PROBLEM TO WORK ON: Please quote every line word for word.

GIVEN RECORDS:
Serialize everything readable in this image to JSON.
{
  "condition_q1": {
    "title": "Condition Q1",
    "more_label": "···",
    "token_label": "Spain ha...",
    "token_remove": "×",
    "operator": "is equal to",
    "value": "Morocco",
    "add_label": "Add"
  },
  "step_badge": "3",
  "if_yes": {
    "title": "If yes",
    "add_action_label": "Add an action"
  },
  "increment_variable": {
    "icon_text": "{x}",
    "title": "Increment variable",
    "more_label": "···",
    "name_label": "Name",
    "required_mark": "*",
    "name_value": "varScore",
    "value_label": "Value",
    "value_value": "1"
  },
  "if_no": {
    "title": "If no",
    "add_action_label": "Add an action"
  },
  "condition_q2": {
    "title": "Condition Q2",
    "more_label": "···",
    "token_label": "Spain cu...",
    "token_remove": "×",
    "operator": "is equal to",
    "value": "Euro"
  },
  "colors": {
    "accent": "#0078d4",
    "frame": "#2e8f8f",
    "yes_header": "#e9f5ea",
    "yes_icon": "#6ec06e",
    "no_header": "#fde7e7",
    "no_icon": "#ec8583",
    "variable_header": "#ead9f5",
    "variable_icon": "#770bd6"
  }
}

RESULT FOR THIS TASK:
Serialize everything readable in this image to JSON.
{
  "condition_q1": {
    "title": "Condition Q1",
    "more_label": "···",
    "token_label": "Spain ha...",
    "token_remove": "×",
    "operator": "is equal to",
    "value": "Morocco",
    "add_label": "Add"
  },
  "step_badge": "3",
  "if_yes": {
    "title": "If yes",
    "add_action_label": "Add an action"
  },
  "increment_variable": {
    "icon_text": "{x}",
    "title": "Increment variable",
    "more_label": "···",
    "name_label": "Name",
    "required_mark": "*",
    "name_value": "varScore",
    "value_label": "Value",
    "value_value": "1"
  },
  "if_no": {
    "title": "If no",
    "add_action_label": "Add an action"
  },
  "condition_q2": {
    "title": "Condition Q2",
    "more_label": "···",
    "token_label": "Spain cu...",
    "token_remove": "×",
    "operator": "is equal to",
    "value": "Euro"
  },
  "colors": {
    "accent": "#0078d4",
    "frame": "#2e8f8f",
    "yes_header": "#e9f5ea",
    "yes_icon": "#6ec06e",
    "no_header": "#fde7e7",
    "no_icon": "#ec8583",
    "variable_header": "#ead9f5",
    "variable_icon": "#770bd6"
  }
}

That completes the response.